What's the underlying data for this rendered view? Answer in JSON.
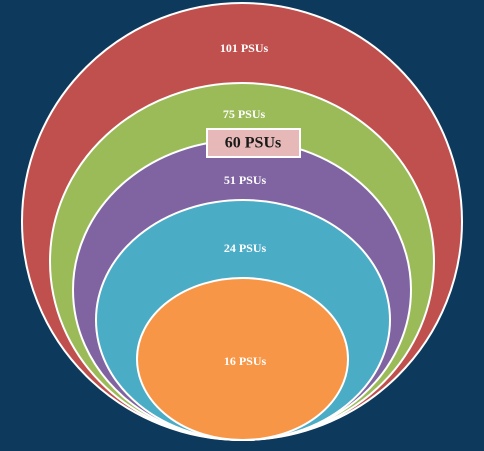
{
  "nodes": [
    {
      "label": "101 PSUs"
    },
    {
      "label": "75 PSUs"
    },
    {
      "label": "60 PSUs"
    },
    {
      "label": "51 PSUs"
    },
    {
      "label": "24 PSUs"
    },
    {
      "label": "16 PSUs"
    }
  ]
}
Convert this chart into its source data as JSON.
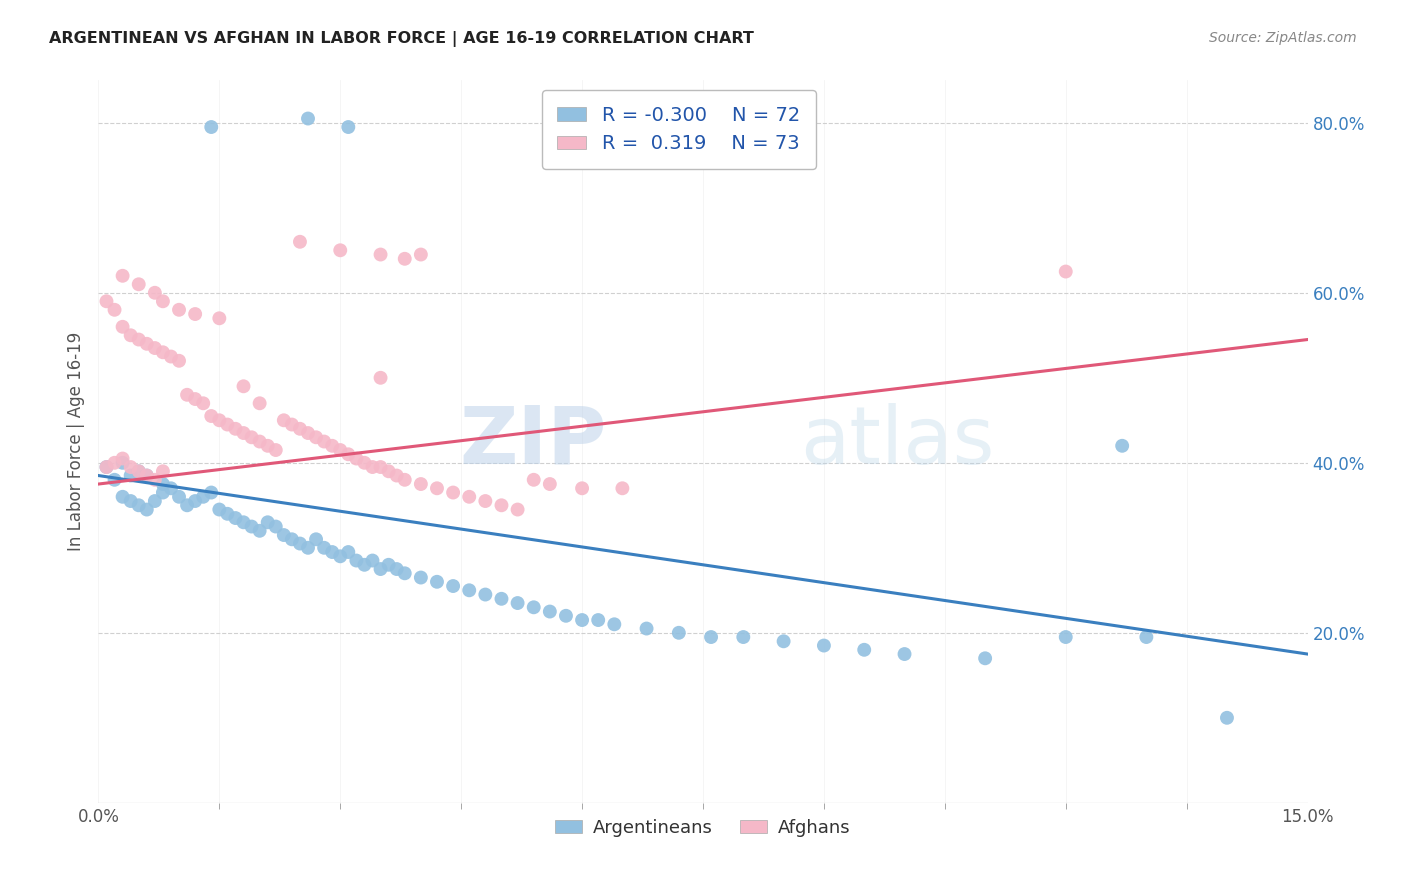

________________

* [WHAT IS BEING ASKED]: Quote the preceding listing precisely and completely, omitting its images.

* [THE REPLY]:
What's the underlying data for this rendered view? Answer in JSON.
{
  "nodes": [
    {
      "label": "101 PSUs"
    },
    {
      "label": "75 PSUs"
    },
    {
      "label": "60 PSUs"
    },
    {
      "label": "51 PSUs"
    },
    {
      "label": "24 PSUs"
    },
    {
      "label": "16 PSUs"
    }
  ]
}
Convert this chart into its source data as JSON.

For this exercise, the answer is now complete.